• [Your objective] Extract every line below, verbatim.

• [Record extracts]
* * * * * * *

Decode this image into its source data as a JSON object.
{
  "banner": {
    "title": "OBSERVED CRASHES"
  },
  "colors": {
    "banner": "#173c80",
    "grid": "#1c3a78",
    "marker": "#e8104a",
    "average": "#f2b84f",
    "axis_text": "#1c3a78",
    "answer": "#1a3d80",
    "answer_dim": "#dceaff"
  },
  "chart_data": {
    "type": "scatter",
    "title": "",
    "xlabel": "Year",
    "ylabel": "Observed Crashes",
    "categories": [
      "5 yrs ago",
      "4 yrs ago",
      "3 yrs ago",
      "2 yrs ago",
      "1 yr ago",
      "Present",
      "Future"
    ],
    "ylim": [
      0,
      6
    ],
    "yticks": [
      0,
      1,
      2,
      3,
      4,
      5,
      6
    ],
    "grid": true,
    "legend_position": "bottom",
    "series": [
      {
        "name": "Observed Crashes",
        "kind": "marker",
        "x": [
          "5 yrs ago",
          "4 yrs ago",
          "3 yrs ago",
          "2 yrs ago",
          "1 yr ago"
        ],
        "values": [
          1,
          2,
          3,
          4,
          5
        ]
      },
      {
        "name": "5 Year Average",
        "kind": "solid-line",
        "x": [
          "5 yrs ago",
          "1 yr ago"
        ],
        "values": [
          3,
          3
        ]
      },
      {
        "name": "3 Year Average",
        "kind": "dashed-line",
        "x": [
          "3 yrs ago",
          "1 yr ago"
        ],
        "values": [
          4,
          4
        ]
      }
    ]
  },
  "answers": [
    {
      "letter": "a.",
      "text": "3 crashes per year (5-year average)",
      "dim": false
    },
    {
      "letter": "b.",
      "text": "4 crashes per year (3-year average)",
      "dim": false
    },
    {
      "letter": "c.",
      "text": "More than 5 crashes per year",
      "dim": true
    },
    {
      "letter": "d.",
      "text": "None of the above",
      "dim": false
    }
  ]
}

* * * * * * *

• [Result]
Decode this image into its source data as a JSON object.
{
  "banner": {
    "title": "OBSERVED CRASHES"
  },
  "colors": {
    "banner": "#173c80",
    "grid": "#1c3a78",
    "marker": "#e8104a",
    "average": "#f2b84f",
    "axis_text": "#1c3a78",
    "answer": "#1a3d80",
    "answer_dim": "#dceaff"
  },
  "chart_data": {
    "type": "scatter",
    "title": "",
    "xlabel": "Year",
    "ylabel": "Observed Crashes",
    "categories": [
      "5 yrs ago",
      "4 yrs ago",
      "3 yrs ago",
      "2 yrs ago",
      "1 yr ago",
      "Present",
      "Future"
    ],
    "ylim": [
      0,
      6
    ],
    "yticks": [
      0,
      1,
      2,
      3,
      4,
      5,
      6
    ],
    "grid": true,
    "legend_position": "bottom",
    "series": [
      {
        "name": "Observed Crashes",
        "kind": "marker",
        "x": [
          "5 yrs ago",
          "4 yrs ago",
          "3 yrs ago",
          "2 yrs ago",
          "1 yr ago"
        ],
        "values": [
          1,
          2,
          3,
          4,
          5
        ]
      },
      {
        "name": "5 Year Average",
        "kind": "solid-line",
        "x": [
          "5 yrs ago",
          "1 yr ago"
        ],
        "values": [
          3,
          3
        ]
      },
      {
        "name": "3 Year Average",
        "kind": "dashed-line",
        "x": [
          "3 yrs ago",
          "1 yr ago"
        ],
        "values": [
          4,
          4
        ]
      }
    ]
  },
  "answers": [
    {
      "letter": "a.",
      "text": "3 crashes per year (5-year average)",
      "dim": false
    },
    {
      "letter": "b.",
      "text": "4 crashes per year (3-year average)",
      "dim": false
    },
    {
      "letter": "c.",
      "text": "More than 5 crashes per year",
      "dim": true
    },
    {
      "letter": "d.",
      "text": "None of the above",
      "dim": false
    }
  ]
}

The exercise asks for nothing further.